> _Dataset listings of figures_
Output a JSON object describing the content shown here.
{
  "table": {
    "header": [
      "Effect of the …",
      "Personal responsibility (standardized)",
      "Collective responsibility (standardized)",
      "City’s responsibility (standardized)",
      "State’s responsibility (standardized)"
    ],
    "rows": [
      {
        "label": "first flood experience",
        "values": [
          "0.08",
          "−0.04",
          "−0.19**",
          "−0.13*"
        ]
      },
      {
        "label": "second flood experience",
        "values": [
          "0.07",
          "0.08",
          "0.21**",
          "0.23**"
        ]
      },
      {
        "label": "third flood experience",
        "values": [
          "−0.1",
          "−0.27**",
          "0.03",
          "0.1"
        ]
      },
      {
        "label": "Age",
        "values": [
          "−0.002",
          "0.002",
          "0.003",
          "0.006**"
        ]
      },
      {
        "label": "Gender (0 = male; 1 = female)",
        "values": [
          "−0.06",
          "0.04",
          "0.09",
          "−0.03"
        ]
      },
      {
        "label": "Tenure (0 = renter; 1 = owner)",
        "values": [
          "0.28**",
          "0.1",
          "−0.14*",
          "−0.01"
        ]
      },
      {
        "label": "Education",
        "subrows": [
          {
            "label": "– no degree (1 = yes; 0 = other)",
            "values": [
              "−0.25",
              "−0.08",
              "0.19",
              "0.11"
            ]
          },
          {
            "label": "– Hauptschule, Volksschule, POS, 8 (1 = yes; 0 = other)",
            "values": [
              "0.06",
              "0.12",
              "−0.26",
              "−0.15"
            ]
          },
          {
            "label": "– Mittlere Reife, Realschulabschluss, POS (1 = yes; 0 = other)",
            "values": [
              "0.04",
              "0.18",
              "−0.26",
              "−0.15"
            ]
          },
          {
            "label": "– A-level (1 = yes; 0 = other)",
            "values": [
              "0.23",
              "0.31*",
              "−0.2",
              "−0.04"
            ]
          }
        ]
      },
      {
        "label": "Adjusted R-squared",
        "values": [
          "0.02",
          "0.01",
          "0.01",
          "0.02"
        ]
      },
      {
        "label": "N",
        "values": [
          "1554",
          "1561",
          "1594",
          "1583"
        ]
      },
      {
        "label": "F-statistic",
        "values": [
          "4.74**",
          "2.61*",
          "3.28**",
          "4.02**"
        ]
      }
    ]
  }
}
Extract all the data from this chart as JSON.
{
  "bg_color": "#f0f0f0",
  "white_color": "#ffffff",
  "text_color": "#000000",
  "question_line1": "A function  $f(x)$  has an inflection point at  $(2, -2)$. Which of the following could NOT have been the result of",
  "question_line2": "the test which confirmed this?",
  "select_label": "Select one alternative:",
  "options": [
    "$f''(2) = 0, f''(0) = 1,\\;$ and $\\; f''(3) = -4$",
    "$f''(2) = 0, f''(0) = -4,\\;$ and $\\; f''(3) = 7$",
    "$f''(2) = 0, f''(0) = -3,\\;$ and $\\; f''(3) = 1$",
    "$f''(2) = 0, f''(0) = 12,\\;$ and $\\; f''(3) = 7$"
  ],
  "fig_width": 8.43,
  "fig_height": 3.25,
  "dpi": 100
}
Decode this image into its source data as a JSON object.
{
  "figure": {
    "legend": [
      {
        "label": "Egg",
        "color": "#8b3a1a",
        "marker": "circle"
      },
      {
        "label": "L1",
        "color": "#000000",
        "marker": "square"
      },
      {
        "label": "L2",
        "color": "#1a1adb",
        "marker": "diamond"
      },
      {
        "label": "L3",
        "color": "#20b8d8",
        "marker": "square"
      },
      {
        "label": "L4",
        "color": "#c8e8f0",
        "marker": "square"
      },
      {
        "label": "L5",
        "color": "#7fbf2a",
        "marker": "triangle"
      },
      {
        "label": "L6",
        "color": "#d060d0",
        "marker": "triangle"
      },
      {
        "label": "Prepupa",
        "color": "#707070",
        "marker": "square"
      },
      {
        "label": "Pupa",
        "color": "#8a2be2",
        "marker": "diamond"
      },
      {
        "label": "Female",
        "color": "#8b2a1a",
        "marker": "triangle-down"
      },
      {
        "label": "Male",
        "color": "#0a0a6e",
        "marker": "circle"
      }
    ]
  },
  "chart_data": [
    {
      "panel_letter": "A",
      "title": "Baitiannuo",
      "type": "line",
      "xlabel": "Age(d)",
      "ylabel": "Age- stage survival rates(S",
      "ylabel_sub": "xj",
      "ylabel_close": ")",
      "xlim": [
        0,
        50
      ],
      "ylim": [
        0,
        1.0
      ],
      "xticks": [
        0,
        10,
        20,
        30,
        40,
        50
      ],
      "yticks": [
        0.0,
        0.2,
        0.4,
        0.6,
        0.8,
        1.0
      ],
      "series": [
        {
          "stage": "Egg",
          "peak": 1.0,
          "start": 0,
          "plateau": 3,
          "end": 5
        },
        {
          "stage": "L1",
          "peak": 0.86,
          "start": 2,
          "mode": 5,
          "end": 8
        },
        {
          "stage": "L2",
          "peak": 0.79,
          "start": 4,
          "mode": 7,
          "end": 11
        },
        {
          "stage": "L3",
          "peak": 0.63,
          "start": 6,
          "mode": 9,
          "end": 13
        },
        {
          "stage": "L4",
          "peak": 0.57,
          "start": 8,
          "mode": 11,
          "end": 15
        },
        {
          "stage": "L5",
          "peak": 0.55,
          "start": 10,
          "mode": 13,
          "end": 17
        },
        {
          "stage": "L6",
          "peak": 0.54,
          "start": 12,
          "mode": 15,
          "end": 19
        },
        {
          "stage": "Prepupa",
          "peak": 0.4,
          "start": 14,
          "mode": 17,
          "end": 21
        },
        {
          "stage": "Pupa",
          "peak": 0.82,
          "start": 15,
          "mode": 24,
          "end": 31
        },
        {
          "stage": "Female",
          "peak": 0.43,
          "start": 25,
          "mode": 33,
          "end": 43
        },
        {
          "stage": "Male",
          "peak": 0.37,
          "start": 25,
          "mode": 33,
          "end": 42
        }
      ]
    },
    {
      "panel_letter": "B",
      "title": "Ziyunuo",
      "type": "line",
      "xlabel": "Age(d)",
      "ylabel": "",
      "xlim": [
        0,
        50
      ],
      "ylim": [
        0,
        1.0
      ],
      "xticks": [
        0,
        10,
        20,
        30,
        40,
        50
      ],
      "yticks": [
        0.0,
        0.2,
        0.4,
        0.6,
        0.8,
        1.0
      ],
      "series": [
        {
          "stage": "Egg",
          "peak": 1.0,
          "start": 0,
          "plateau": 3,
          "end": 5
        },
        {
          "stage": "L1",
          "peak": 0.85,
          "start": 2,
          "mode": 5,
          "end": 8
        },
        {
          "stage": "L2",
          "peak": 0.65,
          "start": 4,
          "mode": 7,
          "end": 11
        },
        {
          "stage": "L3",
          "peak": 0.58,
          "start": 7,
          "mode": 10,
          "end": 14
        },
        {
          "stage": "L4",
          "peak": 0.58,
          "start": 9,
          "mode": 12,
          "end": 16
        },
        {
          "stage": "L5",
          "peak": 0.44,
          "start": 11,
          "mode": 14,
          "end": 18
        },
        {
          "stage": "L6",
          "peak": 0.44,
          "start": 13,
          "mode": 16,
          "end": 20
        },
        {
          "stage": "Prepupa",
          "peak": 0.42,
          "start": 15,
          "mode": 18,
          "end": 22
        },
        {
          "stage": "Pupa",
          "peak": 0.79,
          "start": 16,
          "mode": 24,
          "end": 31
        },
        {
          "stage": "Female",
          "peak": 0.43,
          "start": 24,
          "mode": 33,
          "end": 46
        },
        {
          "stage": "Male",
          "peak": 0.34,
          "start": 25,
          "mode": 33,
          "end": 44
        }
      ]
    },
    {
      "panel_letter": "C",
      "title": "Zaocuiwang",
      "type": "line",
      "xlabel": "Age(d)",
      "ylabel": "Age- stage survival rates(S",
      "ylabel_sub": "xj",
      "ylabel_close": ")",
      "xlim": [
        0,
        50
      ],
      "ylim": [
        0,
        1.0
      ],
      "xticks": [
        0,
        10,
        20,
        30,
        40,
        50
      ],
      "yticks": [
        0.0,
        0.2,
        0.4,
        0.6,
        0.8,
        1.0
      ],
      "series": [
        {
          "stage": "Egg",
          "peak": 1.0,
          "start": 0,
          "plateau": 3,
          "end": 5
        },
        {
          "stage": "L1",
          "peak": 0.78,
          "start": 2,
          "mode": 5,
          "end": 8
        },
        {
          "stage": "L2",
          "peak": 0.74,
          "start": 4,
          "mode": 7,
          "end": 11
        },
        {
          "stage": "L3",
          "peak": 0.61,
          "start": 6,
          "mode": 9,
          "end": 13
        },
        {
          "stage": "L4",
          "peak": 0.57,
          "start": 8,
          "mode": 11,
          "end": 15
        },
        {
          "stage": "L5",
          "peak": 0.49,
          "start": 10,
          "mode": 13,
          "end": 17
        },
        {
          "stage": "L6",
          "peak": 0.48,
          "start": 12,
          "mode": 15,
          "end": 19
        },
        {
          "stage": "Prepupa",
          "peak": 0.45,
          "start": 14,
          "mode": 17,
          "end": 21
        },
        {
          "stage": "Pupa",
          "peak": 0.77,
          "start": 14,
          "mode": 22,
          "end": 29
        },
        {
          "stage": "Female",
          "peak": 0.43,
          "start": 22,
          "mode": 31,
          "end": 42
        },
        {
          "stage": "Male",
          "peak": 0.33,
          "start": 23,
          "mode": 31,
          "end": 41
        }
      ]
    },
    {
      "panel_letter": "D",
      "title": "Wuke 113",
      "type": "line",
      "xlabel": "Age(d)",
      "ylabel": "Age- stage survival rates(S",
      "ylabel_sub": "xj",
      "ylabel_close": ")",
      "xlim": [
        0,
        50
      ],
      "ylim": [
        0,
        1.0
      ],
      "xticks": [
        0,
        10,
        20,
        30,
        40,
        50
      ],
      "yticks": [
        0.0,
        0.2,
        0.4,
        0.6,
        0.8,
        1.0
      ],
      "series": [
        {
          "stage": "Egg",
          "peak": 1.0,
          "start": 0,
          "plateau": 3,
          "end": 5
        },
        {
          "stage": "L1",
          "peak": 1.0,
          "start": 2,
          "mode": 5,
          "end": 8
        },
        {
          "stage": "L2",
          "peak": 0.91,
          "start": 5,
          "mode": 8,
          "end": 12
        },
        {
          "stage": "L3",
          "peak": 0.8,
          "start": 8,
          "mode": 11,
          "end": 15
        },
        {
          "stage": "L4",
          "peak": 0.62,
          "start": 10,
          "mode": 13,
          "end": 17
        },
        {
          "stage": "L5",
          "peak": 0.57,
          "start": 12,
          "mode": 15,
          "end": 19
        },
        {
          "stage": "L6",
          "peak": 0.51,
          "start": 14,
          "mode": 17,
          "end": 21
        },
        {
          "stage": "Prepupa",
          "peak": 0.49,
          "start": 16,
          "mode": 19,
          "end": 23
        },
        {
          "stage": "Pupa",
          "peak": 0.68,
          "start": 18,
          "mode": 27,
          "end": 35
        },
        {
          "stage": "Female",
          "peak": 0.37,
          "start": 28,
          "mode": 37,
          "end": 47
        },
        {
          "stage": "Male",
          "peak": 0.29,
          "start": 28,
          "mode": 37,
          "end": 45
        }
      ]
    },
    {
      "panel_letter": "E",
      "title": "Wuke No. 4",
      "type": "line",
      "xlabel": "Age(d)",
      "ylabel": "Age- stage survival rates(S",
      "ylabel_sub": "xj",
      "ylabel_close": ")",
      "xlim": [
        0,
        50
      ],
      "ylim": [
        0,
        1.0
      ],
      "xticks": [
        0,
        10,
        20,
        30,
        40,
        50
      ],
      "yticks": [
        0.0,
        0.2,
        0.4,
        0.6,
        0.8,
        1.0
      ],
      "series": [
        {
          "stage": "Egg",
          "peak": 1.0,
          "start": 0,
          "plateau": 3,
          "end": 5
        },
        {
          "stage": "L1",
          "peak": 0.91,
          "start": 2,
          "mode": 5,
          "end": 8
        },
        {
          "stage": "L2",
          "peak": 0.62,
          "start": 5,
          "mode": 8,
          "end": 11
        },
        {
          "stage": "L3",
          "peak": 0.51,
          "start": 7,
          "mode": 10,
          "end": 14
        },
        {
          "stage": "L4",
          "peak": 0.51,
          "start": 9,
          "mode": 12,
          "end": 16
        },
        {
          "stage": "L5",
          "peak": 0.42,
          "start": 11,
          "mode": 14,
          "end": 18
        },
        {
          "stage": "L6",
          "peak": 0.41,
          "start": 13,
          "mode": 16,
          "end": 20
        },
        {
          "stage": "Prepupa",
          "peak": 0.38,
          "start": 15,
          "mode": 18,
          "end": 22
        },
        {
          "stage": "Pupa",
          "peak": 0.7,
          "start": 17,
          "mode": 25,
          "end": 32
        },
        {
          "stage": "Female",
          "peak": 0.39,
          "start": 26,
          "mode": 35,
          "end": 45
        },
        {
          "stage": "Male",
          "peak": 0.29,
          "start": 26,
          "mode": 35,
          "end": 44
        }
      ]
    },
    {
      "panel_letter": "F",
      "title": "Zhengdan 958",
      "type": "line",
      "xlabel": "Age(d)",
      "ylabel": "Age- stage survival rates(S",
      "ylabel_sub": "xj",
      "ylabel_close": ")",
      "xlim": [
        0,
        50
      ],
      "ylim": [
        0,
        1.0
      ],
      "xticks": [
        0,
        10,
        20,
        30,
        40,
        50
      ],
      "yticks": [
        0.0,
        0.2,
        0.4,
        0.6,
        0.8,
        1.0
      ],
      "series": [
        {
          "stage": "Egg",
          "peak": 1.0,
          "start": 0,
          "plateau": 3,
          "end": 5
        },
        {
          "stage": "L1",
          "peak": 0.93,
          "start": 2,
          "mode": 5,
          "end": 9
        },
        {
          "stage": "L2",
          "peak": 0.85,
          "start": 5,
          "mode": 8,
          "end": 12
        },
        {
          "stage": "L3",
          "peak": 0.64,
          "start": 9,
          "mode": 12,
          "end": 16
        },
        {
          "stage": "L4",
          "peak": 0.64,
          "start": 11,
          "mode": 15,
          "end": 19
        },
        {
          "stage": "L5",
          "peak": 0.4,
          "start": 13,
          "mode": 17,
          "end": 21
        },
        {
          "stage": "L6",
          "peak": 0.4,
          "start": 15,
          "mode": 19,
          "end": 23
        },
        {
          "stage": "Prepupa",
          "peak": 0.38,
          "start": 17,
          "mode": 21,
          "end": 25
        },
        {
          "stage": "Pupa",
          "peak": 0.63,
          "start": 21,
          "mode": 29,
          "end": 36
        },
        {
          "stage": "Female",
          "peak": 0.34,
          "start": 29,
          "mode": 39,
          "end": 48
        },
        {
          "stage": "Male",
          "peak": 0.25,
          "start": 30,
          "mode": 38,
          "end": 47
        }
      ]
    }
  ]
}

> _Work to do_
Make a copy of each line that contains the string "flood".

> _Exercise solution_
        "label": "first flood experience",
        "label": "second flood experience",
        "label": "third flood experience",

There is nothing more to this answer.